Description of the task - Quote the records beneath, complete and exact. Leave out images.

# START OF Data for processing

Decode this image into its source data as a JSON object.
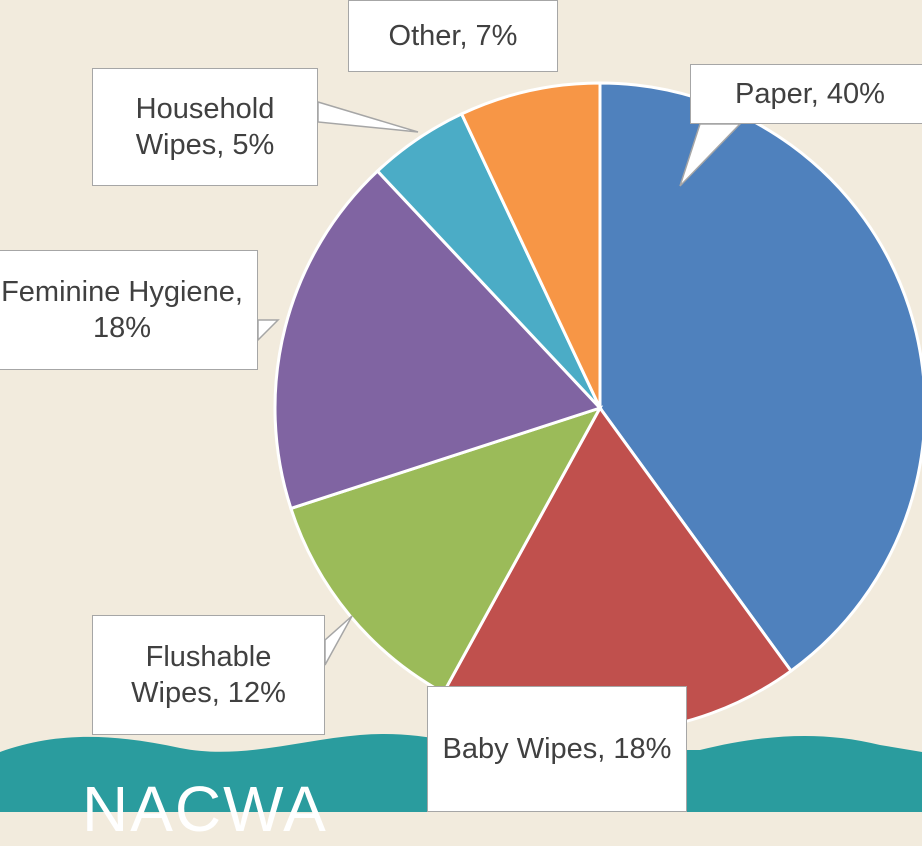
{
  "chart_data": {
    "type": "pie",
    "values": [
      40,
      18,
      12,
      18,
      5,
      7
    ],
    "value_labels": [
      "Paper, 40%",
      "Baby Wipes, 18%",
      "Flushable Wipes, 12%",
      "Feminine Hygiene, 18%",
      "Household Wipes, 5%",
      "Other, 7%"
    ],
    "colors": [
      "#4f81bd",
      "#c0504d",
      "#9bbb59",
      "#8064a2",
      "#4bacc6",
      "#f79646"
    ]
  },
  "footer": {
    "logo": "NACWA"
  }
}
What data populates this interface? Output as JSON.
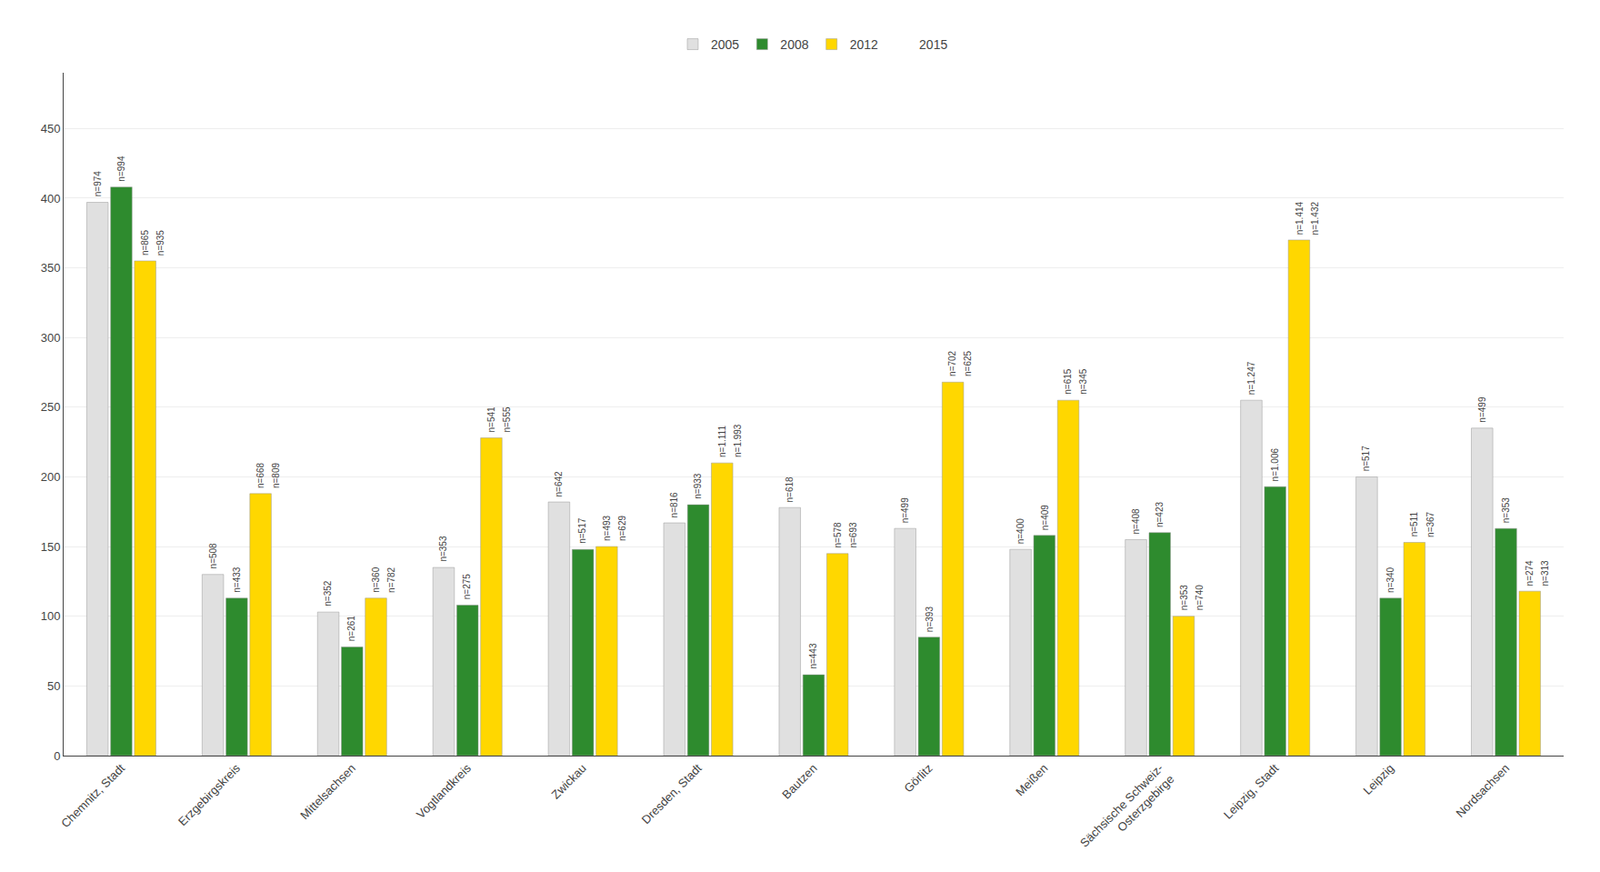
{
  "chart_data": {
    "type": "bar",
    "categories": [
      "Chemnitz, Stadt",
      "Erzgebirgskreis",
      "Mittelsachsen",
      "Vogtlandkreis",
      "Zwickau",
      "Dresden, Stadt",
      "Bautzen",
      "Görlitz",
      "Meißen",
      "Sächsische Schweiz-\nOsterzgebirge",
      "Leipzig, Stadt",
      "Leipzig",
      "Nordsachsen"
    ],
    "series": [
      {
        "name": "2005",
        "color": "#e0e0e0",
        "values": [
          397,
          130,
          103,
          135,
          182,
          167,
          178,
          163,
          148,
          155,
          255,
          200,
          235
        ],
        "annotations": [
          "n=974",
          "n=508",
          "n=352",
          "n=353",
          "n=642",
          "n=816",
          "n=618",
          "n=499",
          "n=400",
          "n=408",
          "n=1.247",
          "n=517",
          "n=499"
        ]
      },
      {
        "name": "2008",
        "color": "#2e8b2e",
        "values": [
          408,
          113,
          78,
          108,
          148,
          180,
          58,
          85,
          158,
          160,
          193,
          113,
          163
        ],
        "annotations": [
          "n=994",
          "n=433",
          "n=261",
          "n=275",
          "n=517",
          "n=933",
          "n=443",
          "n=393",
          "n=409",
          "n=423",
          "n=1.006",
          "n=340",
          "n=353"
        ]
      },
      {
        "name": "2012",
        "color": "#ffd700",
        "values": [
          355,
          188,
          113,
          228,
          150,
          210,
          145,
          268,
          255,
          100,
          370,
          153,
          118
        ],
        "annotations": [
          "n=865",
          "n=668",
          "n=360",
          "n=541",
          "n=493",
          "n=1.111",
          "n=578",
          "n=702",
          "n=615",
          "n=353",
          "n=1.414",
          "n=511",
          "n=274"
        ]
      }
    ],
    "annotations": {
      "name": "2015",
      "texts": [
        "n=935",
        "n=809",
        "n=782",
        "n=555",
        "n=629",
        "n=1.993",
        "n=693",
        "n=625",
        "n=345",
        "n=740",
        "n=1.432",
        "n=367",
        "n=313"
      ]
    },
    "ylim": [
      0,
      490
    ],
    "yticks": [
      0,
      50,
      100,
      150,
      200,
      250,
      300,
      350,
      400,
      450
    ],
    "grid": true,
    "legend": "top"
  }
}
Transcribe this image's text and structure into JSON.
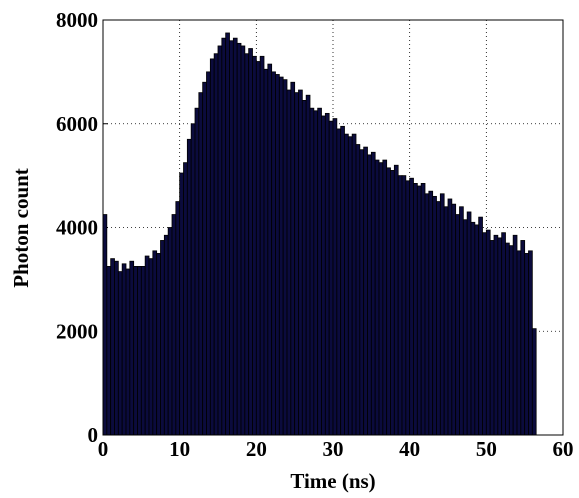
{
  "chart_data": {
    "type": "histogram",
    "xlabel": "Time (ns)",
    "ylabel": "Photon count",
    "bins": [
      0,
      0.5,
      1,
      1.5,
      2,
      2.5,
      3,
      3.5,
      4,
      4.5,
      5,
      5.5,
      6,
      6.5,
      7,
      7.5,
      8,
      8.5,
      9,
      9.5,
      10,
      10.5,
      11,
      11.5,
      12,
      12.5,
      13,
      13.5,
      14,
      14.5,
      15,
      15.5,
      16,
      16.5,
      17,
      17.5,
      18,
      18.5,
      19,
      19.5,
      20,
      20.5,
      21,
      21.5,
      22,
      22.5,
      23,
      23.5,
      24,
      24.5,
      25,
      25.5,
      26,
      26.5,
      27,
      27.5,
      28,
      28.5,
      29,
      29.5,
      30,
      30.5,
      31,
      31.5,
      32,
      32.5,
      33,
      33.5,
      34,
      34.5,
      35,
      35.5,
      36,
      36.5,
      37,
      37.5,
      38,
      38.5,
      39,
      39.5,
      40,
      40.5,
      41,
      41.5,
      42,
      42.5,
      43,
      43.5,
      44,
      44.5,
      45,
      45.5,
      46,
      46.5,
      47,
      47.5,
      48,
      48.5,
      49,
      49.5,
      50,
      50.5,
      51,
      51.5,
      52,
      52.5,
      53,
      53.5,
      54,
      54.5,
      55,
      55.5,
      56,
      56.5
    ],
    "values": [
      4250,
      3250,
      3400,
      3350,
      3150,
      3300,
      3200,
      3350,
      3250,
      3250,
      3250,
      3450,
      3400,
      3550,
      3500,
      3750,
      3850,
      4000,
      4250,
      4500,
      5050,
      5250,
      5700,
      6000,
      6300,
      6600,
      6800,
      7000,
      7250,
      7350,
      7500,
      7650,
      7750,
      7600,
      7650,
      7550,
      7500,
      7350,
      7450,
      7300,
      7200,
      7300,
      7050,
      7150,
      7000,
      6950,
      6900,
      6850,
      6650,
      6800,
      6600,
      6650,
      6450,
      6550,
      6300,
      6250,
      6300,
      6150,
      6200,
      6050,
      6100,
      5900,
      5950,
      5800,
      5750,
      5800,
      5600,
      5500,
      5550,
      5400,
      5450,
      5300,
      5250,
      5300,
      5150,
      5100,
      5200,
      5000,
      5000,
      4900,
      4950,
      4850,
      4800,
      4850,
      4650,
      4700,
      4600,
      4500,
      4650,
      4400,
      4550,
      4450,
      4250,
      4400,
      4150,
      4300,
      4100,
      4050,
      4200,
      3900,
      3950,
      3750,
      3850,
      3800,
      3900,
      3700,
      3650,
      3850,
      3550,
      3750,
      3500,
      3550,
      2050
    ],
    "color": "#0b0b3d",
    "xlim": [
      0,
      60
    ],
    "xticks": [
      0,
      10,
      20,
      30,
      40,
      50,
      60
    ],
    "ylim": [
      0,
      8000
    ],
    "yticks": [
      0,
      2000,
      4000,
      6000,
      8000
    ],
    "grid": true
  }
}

# END OF Data for processing

Answer to the exercise -
Decode this image into its source data as a JSON object.
{
  "chart_data": {
    "type": "pie",
    "values": [
      40,
      18,
      12,
      18,
      5,
      7
    ],
    "value_labels": [
      "Paper, 40%",
      "Baby Wipes, 18%",
      "Flushable Wipes, 12%",
      "Feminine Hygiene, 18%",
      "Household Wipes, 5%",
      "Other, 7%"
    ],
    "colors": [
      "#4f81bd",
      "#c0504d",
      "#9bbb59",
      "#8064a2",
      "#4bacc6",
      "#f79646"
    ]
  },
  "footer": {
    "logo": "NACWA"
  }
}
What data populates this interface? Output as JSON.
{
  "chart_data": {
    "type": "bar",
    "categories": [
      "Chemnitz, Stadt",
      "Erzgebirgskreis",
      "Mittelsachsen",
      "Vogtlandkreis",
      "Zwickau",
      "Dresden, Stadt",
      "Bautzen",
      "Görlitz",
      "Meißen",
      "Sächsische Schweiz-\nOsterzgebirge",
      "Leipzig, Stadt",
      "Leipzig",
      "Nordsachsen"
    ],
    "series": [
      {
        "name": "2005",
        "color": "#e0e0e0",
        "values": [
          397,
          130,
          103,
          135,
          182,
          167,
          178,
          163,
          148,
          155,
          255,
          200,
          235
        ],
        "annotations": [
          "n=974",
          "n=508",
          "n=352",
          "n=353",
          "n=642",
          "n=816",
          "n=618",
          "n=499",
          "n=400",
          "n=408",
          "n=1.247",
          "n=517",
          "n=499"
        ]
      },
      {
        "name": "2008",
        "color": "#2e8b2e",
        "values": [
          408,
          113,
          78,
          108,
          148,
          180,
          58,
          85,
          158,
          160,
          193,
          113,
          163
        ],
        "annotations": [
          "n=994",
          "n=433",
          "n=261",
          "n=275",
          "n=517",
          "n=933",
          "n=443",
          "n=393",
          "n=409",
          "n=423",
          "n=1.006",
          "n=340",
          "n=353"
        ]
      },
      {
        "name": "2012",
        "color": "#ffd700",
        "values": [
          355,
          188,
          113,
          228,
          150,
          210,
          145,
          268,
          255,
          100,
          370,
          153,
          118
        ],
        "annotations": [
          "n=865",
          "n=668",
          "n=360",
          "n=541",
          "n=493",
          "n=1.111",
          "n=578",
          "n=702",
          "n=615",
          "n=353",
          "n=1.414",
          "n=511",
          "n=274"
        ]
      }
    ],
    "annotations": {
      "name": "2015",
      "texts": [
        "n=935",
        "n=809",
        "n=782",
        "n=555",
        "n=629",
        "n=1.993",
        "n=693",
        "n=625",
        "n=345",
        "n=740",
        "n=1.432",
        "n=367",
        "n=313"
      ]
    },
    "ylim": [
      0,
      490
    ],
    "yticks": [
      0,
      50,
      100,
      150,
      200,
      250,
      300,
      350,
      400,
      450
    ],
    "grid": true,
    "legend": "top"
  }
}
Transcribe this image's text and structure into JSON.
{
  "chart_data": {
    "type": "histogram",
    "xlabel": "Time (ns)",
    "ylabel": "Photon count",
    "bins": [
      0,
      0.5,
      1,
      1.5,
      2,
      2.5,
      3,
      3.5,
      4,
      4.5,
      5,
      5.5,
      6,
      6.5,
      7,
      7.5,
      8,
      8.5,
      9,
      9.5,
      10,
      10.5,
      11,
      11.5,
      12,
      12.5,
      13,
      13.5,
      14,
      14.5,
      15,
      15.5,
      16,
      16.5,
      17,
      17.5,
      18,
      18.5,
      19,
      19.5,
      20,
      20.5,
      21,
      21.5,
      22,
      22.5,
      23,
      23.5,
      24,
      24.5,
      25,
      25.5,
      26,
      26.5,
      27,
      27.5,
      28,
      28.5,
      29,
      29.5,
      30,
      30.5,
      31,
      31.5,
      32,
      32.5,
      33,
      33.5,
      34,
      34.5,
      35,
      35.5,
      36,
      36.5,
      37,
      37.5,
      38,
      38.5,
      39,
      39.5,
      40,
      40.5,
      41,
      41.5,
      42,
      42.5,
      43,
      43.5,
      44,
      44.5,
      45,
      45.5,
      46,
      46.5,
      47,
      47.5,
      48,
      48.5,
      49,
      49.5,
      50,
      50.5,
      51,
      51.5,
      52,
      52.5,
      53,
      53.5,
      54,
      54.5,
      55,
      55.5,
      56,
      56.5
    ],
    "values": [
      4250,
      3250,
      3400,
      3350,
      3150,
      3300,
      3200,
      3350,
      3250,
      3250,
      3250,
      3450,
      3400,
      3550,
      3500,
      3750,
      3850,
      4000,
      4250,
      4500,
      5050,
      5250,
      5700,
      6000,
      6300,
      6600,
      6800,
      7000,
      7250,
      7350,
      7500,
      7650,
      7750,
      7600,
      7650,
      7550,
      7500,
      7350,
      7450,
      7300,
      7200,
      7300,
      7050,
      7150,
      7000,
      6950,
      6900,
      6850,
      6650,
      6800,
      6600,
      6650,
      6450,
      6550,
      6300,
      6250,
      6300,
      6150,
      6200,
      6050,
      6100,
      5900,
      5950,
      5800,
      5750,
      5800,
      5600,
      5500,
      5550,
      5400,
      5450,
      5300,
      5250,
      5300,
      5150,
      5100,
      5200,
      5000,
      5000,
      4900,
      4950,
      4850,
      4800,
      4850,
      4650,
      4700,
      4600,
      4500,
      4650,
      4400,
      4550,
      4450,
      4250,
      4400,
      4150,
      4300,
      4100,
      4050,
      4200,
      3900,
      3950,
      3750,
      3850,
      3800,
      3900,
      3700,
      3650,
      3850,
      3550,
      3750,
      3500,
      3550,
      2050
    ],
    "color": "#0b0b3d",
    "xlim": [
      0,
      60
    ],
    "xticks": [
      0,
      10,
      20,
      30,
      40,
      50,
      60
    ],
    "ylim": [
      0,
      8000
    ],
    "yticks": [
      0,
      2000,
      4000,
      6000,
      8000
    ],
    "grid": true
  }
}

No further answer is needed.